* **Stated problem**
Please list all lines of the material below in which the string "running" occurs.

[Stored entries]
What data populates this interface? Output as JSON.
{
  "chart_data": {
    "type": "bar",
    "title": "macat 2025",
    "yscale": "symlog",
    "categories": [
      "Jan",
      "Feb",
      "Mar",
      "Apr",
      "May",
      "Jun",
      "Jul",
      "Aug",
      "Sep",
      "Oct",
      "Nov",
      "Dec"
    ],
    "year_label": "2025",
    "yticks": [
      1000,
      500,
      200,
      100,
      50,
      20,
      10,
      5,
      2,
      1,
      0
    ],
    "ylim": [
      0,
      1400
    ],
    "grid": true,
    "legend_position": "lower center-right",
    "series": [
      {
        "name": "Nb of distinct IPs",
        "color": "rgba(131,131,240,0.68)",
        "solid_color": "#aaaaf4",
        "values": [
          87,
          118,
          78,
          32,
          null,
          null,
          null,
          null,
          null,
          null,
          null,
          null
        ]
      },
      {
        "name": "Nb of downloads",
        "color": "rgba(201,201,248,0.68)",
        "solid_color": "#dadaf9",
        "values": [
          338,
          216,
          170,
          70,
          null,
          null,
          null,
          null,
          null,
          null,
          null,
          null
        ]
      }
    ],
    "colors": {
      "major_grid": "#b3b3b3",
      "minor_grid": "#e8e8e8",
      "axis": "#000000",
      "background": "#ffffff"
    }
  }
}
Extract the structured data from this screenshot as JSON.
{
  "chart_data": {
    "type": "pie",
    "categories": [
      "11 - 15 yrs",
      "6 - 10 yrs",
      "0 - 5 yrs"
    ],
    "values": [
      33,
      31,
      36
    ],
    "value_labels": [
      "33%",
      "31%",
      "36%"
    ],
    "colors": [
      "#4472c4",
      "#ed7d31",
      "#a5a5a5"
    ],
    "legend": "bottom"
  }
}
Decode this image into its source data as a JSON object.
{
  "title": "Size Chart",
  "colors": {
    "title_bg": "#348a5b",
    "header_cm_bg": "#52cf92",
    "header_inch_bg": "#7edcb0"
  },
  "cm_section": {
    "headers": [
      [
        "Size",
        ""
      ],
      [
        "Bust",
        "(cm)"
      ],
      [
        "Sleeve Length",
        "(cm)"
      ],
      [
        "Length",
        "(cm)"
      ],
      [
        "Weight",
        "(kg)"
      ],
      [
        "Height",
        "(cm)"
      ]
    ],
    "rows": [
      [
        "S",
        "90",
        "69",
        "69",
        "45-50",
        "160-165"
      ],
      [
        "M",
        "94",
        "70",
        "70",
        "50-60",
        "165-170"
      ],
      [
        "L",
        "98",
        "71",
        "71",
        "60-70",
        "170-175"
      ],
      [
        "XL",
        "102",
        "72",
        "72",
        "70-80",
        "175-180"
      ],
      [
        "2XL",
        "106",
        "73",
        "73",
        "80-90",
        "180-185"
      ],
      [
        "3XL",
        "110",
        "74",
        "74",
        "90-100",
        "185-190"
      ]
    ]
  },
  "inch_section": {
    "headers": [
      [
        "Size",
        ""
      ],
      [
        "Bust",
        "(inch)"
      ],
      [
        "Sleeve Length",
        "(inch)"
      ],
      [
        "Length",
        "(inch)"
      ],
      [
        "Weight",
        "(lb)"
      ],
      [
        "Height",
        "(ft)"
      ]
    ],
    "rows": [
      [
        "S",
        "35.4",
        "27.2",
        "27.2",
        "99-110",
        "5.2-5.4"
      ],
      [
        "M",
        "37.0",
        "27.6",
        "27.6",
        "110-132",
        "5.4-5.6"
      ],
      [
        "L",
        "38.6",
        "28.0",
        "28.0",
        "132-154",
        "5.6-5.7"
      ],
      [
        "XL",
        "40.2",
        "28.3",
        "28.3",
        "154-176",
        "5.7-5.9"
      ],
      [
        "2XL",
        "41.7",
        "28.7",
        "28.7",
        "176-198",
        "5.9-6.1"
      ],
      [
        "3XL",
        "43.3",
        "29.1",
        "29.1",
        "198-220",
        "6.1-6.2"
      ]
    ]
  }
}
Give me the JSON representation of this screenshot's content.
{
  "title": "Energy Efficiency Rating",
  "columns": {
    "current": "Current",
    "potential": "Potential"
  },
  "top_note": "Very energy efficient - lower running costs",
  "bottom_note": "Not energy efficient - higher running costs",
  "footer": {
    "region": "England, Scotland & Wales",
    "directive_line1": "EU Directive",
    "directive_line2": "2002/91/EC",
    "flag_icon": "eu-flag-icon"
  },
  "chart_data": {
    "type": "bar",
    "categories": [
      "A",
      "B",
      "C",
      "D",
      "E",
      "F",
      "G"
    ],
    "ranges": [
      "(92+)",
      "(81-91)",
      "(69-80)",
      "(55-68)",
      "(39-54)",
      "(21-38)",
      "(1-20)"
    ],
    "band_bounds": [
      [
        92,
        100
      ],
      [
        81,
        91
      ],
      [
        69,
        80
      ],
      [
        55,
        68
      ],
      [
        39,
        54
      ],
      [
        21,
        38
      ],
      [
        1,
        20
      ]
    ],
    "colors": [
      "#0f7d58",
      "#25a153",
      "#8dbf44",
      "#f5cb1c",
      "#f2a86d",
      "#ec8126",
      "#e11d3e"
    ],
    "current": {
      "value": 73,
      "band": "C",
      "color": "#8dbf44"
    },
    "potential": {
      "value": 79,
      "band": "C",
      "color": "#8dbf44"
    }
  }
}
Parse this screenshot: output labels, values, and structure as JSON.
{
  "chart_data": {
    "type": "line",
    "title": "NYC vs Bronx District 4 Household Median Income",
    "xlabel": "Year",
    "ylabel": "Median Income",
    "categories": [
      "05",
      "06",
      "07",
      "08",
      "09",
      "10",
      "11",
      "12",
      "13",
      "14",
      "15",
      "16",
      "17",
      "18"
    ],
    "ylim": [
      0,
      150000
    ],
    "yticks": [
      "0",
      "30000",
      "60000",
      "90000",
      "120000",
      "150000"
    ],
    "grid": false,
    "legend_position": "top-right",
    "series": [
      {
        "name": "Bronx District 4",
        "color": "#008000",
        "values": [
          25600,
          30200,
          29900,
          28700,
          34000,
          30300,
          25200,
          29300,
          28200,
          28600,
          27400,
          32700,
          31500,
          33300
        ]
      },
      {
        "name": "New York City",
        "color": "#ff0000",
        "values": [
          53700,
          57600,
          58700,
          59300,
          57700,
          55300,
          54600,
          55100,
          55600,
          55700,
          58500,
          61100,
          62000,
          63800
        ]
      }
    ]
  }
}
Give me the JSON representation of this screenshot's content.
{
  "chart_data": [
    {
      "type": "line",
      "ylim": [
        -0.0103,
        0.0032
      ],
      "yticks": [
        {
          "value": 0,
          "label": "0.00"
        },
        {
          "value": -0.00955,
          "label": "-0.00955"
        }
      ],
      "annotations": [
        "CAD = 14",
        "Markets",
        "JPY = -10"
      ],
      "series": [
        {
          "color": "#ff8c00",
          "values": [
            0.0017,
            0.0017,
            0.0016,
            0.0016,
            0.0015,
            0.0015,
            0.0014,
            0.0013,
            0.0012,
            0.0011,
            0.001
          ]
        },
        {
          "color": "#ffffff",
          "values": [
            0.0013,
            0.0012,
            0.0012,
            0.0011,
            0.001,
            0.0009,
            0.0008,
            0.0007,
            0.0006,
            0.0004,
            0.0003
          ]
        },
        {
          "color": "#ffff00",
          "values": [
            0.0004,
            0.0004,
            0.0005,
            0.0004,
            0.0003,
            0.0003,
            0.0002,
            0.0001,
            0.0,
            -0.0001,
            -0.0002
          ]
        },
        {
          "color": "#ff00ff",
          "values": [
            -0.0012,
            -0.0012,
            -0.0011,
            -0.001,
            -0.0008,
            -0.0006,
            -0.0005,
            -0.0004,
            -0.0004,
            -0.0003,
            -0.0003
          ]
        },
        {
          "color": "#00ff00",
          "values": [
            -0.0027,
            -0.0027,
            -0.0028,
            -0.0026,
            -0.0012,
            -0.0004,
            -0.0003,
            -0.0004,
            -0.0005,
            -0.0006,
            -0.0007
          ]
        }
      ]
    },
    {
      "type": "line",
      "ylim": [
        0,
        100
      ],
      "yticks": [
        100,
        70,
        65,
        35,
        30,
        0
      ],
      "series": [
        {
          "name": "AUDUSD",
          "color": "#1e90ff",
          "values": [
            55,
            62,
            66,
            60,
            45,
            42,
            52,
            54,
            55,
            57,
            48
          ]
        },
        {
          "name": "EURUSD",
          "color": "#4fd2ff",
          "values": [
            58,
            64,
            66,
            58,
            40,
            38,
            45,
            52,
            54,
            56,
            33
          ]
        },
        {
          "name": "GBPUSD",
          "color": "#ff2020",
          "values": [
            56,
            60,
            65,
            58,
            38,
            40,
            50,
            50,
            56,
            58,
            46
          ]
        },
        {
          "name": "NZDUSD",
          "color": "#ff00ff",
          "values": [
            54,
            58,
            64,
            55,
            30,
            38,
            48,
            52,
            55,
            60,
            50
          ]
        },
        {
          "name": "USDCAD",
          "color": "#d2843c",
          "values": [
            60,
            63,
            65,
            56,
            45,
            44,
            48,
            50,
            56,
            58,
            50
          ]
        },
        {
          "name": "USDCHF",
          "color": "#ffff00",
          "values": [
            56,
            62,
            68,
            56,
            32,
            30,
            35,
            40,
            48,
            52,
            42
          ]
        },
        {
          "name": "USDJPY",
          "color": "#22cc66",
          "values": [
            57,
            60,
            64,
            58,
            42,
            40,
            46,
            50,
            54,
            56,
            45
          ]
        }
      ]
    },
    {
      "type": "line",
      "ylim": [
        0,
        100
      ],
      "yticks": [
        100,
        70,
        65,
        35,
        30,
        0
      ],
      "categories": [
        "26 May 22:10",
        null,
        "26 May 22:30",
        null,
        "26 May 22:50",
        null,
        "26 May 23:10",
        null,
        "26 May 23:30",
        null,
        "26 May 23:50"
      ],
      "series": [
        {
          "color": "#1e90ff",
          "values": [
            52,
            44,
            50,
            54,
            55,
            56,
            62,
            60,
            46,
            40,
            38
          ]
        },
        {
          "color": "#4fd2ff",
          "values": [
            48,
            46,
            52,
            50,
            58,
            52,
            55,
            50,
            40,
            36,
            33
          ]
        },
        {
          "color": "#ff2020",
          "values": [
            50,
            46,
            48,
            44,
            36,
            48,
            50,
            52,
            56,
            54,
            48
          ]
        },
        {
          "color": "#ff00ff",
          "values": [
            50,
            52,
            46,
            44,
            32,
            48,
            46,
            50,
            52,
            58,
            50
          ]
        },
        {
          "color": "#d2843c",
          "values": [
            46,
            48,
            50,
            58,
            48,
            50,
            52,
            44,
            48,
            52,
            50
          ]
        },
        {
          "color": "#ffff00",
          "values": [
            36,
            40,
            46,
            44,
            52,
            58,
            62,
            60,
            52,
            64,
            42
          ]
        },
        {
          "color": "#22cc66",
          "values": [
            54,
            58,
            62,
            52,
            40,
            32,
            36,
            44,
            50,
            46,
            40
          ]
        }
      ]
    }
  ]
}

* **Final result**
  "top_note": "Very energy efficient - lower running costs",
  "bottom_note": "Not energy efficient - higher running costs",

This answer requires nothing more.